- Your goal: Copy the entries word for word, from the very first line through the line that contains "59, 1644, 88]", including that line.

— Begin —

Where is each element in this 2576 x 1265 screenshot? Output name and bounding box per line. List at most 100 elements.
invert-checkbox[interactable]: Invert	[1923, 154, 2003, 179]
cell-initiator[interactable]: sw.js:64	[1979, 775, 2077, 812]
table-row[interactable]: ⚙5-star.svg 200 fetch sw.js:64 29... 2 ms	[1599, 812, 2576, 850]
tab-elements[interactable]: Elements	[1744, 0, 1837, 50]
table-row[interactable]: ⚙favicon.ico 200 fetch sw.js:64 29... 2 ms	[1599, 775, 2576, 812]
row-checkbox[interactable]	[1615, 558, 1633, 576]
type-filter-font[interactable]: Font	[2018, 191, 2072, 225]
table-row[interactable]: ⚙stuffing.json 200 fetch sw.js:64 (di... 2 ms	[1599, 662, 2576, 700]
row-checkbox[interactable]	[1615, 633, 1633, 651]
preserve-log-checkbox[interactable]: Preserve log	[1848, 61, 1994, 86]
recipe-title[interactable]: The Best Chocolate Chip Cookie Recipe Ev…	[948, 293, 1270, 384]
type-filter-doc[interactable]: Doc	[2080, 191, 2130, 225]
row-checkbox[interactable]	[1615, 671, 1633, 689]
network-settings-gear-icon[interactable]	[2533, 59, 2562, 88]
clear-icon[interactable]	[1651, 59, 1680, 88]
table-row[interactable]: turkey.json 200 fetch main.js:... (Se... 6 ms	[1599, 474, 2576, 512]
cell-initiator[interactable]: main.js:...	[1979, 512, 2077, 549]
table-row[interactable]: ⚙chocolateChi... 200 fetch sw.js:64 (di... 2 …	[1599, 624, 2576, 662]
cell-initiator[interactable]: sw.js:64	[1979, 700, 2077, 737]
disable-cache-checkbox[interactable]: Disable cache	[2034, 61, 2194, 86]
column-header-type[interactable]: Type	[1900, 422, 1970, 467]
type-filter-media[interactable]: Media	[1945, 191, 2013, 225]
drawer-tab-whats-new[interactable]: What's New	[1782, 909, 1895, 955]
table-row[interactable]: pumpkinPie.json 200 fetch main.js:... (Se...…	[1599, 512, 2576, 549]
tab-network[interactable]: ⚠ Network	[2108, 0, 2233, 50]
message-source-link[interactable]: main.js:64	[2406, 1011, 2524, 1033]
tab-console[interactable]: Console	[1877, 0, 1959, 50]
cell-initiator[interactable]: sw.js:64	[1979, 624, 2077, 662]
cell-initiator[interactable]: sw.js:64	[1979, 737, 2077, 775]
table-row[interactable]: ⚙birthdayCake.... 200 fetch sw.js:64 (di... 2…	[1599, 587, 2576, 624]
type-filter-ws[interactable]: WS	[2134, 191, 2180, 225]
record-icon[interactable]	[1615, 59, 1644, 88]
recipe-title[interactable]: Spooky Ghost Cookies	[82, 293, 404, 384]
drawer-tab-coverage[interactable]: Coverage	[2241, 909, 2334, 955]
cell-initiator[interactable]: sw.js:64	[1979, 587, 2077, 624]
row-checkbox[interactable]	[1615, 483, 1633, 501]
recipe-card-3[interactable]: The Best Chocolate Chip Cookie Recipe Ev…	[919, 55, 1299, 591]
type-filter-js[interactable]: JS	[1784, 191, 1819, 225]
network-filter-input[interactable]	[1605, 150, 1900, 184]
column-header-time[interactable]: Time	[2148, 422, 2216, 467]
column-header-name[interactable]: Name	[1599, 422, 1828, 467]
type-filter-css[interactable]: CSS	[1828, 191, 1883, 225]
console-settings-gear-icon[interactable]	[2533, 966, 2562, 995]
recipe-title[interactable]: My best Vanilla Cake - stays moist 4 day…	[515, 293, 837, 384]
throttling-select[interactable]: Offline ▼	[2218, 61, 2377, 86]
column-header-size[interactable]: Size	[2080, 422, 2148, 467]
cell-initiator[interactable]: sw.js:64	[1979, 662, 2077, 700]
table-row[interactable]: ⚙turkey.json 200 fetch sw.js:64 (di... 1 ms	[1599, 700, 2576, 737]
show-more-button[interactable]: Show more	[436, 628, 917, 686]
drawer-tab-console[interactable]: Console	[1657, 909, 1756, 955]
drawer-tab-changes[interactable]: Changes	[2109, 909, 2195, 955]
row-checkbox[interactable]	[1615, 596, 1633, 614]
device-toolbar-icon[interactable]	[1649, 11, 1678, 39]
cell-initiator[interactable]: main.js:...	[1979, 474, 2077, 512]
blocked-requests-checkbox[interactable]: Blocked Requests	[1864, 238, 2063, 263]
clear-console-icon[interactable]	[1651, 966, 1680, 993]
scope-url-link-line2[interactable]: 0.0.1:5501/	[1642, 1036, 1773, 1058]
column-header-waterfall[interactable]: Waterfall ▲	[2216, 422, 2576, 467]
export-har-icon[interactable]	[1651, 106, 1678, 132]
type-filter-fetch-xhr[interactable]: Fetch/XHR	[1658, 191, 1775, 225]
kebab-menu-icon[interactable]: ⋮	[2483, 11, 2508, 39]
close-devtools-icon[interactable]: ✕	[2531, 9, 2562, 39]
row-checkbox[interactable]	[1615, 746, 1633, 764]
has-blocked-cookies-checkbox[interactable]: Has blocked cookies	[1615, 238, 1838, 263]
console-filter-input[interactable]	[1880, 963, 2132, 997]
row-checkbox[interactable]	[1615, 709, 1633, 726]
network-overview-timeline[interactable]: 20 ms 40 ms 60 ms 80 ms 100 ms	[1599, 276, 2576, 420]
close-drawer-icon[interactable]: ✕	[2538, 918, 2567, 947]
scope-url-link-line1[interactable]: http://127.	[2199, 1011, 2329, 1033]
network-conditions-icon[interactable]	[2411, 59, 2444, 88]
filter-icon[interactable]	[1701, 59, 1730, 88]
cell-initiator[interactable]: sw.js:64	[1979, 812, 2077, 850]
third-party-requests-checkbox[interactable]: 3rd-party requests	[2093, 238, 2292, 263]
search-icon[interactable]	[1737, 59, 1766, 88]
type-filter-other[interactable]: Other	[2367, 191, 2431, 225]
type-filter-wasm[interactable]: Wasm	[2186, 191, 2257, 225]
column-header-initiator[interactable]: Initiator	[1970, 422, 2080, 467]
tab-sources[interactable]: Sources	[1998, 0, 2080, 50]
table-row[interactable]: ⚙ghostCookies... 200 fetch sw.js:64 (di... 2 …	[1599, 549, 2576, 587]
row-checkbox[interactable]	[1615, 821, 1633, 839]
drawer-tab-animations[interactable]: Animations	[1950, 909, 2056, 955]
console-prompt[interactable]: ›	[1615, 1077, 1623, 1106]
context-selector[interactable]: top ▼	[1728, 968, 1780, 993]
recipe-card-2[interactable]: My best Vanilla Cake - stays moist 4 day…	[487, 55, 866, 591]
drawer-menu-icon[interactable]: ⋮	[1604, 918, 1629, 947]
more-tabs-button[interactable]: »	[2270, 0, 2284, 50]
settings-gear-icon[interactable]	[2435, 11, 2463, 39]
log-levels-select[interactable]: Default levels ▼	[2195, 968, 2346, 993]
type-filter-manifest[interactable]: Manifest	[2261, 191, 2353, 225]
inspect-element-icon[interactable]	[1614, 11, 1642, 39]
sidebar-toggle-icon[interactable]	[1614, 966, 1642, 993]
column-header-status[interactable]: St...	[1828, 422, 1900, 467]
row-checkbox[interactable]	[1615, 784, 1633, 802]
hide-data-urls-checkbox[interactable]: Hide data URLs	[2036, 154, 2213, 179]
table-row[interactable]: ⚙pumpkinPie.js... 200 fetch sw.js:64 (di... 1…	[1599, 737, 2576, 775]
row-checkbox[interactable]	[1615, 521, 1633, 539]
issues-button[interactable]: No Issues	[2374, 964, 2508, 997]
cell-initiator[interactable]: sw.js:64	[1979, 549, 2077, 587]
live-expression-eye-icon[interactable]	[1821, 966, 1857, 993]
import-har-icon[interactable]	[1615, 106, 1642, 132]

— End —

- Full response:
Where is each element in this 2576 x 1265 screenshot? Output name and bounding box per line. List at most 100 elements.
invert-checkbox[interactable]: Invert	[1923, 154, 2003, 179]
cell-initiator[interactable]: sw.js:64	[1979, 775, 2077, 812]
table-row[interactable]: ⚙5-star.svg 200 fetch sw.js:64 29... 2 ms	[1599, 812, 2576, 850]
tab-elements[interactable]: Elements	[1744, 0, 1837, 50]
table-row[interactable]: ⚙favicon.ico 200 fetch sw.js:64 29... 2 ms	[1599, 775, 2576, 812]
row-checkbox[interactable]	[1615, 558, 1633, 576]
type-filter-font[interactable]: Font	[2018, 191, 2072, 225]
table-row[interactable]: ⚙stuffing.json 200 fetch sw.js:64 (di... 2 ms	[1599, 662, 2576, 700]
row-checkbox[interactable]	[1615, 633, 1633, 651]
preserve-log-checkbox[interactable]: Preserve log	[1848, 61, 1994, 86]
recipe-title[interactable]: The Best Chocolate Chip Cookie Recipe Ev…	[948, 293, 1270, 384]
type-filter-doc[interactable]: Doc	[2080, 191, 2130, 225]
row-checkbox[interactable]	[1615, 671, 1633, 689]
network-settings-gear-icon[interactable]	[2533, 59, 2562, 88]
clear-icon[interactable]	[1651, 59, 1680, 88]
table-row[interactable]: turkey.json 200 fetch main.js:... (Se... 6 ms	[1599, 474, 2576, 512]
cell-initiator[interactable]: main.js:...	[1979, 512, 2077, 549]
table-row[interactable]: ⚙chocolateChi... 200 fetch sw.js:64 (di... 2 …	[1599, 624, 2576, 662]
cell-initiator[interactable]: sw.js:64	[1979, 700, 2077, 737]
disable-cache-checkbox[interactable]: Disable cache	[2034, 61, 2194, 86]
column-header-type[interactable]: Type	[1900, 422, 1970, 467]
type-filter-media[interactable]: Media	[1945, 191, 2013, 225]
drawer-tab-whats-new[interactable]: What's New	[1782, 909, 1895, 955]
table-row[interactable]: pumpkinPie.json 200 fetch main.js:... (Se...…	[1599, 512, 2576, 549]
tab-network[interactable]: ⚠ Network	[2108, 0, 2233, 50]
message-source-link[interactable]: main.js:64	[2406, 1011, 2524, 1033]
tab-console[interactable]: Console	[1877, 0, 1959, 50]
cell-initiator[interactable]: sw.js:64	[1979, 624, 2077, 662]
cell-initiator[interactable]: sw.js:64	[1979, 737, 2077, 775]
table-row[interactable]: ⚙birthdayCake.... 200 fetch sw.js:64 (di... 2…	[1599, 587, 2576, 624]
type-filter-ws[interactable]: WS	[2134, 191, 2180, 225]
record-icon[interactable]	[1615, 59, 1644, 88]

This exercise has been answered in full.